(Figure data in JSON)
[Start]
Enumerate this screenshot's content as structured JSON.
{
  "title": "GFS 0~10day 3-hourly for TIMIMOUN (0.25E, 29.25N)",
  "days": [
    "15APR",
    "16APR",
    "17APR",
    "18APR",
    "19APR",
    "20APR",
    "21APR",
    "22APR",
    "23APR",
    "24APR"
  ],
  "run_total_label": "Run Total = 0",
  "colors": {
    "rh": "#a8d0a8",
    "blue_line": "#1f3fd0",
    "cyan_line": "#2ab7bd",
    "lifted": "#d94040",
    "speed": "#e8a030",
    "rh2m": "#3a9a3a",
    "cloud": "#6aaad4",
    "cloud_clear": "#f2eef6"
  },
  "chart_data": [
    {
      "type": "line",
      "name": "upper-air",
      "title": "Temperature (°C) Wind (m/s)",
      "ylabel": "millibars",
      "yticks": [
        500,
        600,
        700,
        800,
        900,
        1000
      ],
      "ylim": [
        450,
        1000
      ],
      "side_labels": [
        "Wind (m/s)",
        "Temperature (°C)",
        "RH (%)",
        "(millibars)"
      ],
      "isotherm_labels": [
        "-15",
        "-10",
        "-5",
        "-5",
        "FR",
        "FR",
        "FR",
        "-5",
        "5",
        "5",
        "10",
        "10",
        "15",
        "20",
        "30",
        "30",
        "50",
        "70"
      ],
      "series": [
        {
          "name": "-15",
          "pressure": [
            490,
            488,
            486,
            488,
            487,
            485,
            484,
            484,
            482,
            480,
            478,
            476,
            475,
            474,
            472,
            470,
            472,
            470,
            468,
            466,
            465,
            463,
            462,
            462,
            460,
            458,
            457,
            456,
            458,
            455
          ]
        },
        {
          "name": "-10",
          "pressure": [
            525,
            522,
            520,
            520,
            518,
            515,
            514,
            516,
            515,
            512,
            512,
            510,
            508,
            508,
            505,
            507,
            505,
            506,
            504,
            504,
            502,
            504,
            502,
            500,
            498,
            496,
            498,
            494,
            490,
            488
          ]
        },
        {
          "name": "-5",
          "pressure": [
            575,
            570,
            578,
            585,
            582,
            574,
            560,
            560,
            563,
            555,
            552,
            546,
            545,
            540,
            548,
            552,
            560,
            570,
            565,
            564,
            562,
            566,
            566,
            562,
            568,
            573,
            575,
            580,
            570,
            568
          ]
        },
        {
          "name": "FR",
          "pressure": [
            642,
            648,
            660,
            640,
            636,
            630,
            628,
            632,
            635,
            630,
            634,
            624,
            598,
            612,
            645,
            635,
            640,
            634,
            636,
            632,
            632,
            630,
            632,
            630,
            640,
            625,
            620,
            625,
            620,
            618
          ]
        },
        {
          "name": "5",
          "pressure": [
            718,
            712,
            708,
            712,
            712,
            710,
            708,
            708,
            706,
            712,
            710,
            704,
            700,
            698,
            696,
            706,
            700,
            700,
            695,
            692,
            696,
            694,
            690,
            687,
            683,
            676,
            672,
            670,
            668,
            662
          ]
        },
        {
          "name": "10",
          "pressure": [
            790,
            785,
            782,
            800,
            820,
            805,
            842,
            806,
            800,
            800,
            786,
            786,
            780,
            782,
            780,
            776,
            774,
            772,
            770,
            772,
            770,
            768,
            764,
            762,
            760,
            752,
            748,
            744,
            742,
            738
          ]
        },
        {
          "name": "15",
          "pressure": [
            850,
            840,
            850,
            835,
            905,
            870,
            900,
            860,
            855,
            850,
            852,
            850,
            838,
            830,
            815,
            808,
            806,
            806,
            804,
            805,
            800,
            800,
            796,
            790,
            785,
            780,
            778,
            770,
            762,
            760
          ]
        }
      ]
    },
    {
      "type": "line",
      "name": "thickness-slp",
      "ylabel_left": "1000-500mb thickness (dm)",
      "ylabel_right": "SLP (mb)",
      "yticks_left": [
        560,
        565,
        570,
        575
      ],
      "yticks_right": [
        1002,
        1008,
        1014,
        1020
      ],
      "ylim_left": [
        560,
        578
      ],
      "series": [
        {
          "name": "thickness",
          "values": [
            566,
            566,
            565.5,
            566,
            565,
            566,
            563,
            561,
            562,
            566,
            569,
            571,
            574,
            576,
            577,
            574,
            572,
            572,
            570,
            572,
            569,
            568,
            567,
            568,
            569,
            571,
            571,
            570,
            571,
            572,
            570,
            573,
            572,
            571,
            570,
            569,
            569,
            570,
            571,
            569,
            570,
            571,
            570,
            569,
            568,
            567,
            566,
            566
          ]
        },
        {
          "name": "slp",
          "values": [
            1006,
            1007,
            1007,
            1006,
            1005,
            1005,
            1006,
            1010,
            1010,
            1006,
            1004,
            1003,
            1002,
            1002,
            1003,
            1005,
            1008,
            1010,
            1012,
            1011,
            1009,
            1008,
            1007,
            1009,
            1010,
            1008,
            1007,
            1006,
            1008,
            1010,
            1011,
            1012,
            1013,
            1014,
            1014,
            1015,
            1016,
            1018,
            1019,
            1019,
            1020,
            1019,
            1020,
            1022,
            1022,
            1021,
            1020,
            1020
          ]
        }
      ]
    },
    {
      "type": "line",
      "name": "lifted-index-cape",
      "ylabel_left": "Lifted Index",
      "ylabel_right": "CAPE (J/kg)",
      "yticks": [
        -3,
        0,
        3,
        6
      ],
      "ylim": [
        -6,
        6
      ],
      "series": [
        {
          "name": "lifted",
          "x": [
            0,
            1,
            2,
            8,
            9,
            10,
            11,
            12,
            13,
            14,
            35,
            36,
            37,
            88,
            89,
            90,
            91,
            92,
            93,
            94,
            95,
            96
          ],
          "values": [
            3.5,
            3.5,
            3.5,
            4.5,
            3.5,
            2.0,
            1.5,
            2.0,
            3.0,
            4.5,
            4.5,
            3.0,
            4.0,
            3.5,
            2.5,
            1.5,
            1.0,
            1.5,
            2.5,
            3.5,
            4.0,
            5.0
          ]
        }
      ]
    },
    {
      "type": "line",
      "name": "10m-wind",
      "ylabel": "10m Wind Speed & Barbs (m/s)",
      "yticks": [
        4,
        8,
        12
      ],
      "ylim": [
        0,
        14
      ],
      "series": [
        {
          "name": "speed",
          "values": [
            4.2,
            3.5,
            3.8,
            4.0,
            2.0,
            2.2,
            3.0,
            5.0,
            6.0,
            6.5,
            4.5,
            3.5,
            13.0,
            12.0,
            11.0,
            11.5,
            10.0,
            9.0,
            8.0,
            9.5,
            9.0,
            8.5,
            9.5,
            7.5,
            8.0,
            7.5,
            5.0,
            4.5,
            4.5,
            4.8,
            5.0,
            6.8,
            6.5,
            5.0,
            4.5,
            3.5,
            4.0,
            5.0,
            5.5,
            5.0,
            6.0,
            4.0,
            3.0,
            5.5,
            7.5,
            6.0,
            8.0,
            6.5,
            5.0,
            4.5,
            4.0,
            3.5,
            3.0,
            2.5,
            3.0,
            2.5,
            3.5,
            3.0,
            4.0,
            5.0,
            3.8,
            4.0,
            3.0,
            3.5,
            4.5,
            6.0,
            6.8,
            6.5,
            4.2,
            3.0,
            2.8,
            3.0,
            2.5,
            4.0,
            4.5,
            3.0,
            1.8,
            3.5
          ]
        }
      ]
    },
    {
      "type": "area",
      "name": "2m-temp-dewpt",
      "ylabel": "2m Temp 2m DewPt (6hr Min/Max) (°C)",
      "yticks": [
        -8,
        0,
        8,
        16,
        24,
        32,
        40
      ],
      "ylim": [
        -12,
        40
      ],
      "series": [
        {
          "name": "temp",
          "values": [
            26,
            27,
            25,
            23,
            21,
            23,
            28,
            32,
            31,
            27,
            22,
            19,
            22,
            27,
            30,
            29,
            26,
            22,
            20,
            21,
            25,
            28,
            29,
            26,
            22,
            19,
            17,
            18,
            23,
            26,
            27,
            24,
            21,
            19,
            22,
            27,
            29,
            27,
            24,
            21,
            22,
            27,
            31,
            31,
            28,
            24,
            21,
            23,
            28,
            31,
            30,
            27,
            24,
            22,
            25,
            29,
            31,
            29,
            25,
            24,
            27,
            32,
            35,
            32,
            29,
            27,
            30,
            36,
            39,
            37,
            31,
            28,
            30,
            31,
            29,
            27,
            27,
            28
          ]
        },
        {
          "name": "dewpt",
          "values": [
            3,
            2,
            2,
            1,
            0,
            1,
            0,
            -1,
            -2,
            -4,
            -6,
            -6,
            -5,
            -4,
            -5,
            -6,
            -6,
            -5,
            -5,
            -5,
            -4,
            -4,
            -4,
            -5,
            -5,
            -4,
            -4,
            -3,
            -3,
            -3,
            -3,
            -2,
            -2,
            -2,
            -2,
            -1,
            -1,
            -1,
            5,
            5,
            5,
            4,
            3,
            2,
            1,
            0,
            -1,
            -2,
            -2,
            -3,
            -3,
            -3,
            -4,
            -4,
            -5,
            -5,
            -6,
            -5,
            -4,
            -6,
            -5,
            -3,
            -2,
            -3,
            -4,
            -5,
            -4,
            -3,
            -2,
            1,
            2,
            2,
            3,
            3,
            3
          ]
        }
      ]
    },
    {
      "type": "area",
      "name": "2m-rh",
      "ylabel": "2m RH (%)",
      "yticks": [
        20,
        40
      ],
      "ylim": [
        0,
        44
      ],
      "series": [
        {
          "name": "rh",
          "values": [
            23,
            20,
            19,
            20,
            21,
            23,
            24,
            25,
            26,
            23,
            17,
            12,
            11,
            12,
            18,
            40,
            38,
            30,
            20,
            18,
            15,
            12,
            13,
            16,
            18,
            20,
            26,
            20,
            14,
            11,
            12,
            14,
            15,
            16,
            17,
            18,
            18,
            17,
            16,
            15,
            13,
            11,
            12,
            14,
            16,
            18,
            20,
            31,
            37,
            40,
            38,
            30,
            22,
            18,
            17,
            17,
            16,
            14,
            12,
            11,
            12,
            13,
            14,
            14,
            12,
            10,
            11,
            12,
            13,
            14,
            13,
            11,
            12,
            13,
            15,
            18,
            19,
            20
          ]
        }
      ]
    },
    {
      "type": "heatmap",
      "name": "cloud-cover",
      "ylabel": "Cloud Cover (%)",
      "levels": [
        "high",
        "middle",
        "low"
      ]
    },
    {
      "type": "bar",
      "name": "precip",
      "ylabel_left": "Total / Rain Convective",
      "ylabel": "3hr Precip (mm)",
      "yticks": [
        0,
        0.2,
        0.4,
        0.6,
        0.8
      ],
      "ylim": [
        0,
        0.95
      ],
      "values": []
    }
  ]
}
[End]
[Start]
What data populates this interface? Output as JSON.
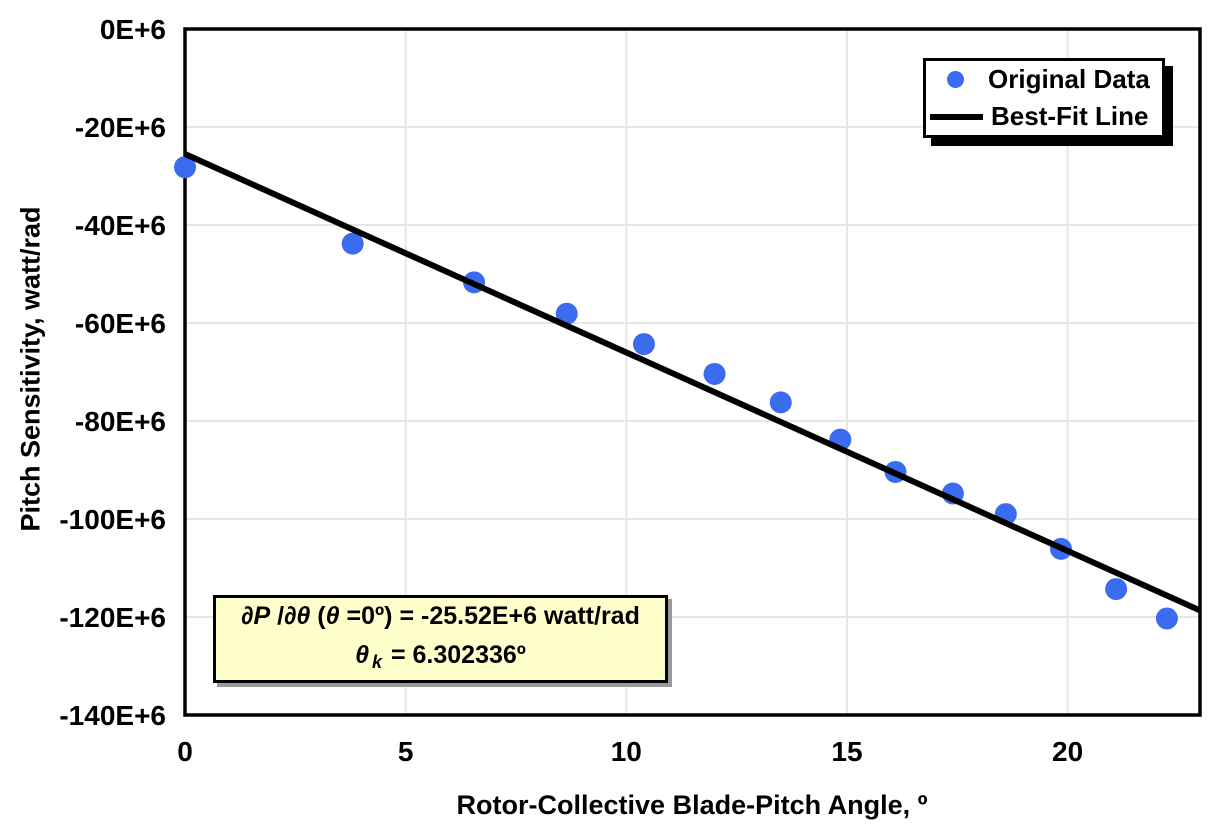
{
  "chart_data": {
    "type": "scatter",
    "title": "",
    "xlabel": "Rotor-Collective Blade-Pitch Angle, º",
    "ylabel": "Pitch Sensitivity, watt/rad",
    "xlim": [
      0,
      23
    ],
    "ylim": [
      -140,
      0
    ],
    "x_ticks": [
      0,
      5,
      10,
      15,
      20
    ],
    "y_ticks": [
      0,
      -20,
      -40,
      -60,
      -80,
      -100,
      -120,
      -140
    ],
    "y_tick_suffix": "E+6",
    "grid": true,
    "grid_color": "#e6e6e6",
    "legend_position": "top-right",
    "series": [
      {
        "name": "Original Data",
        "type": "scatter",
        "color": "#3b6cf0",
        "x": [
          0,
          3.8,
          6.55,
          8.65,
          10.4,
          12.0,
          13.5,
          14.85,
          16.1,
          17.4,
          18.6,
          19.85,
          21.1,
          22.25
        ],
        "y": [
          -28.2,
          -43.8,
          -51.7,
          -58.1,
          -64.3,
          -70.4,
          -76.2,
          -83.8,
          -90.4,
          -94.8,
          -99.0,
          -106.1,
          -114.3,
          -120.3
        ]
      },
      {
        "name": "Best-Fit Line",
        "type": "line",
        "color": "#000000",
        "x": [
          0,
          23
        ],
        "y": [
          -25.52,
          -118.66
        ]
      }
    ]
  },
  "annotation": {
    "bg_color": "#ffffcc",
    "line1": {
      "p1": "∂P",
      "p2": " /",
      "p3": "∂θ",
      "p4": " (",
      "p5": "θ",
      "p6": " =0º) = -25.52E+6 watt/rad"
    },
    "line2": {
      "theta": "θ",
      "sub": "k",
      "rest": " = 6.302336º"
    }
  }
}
[End]
> [The request]:
Pull out all lines from the entries above that include the word "Total".

> [Right answer]:
  "run_total_label": "Run Total = 0",
      "ylabel_left": "Total / Rain Convective",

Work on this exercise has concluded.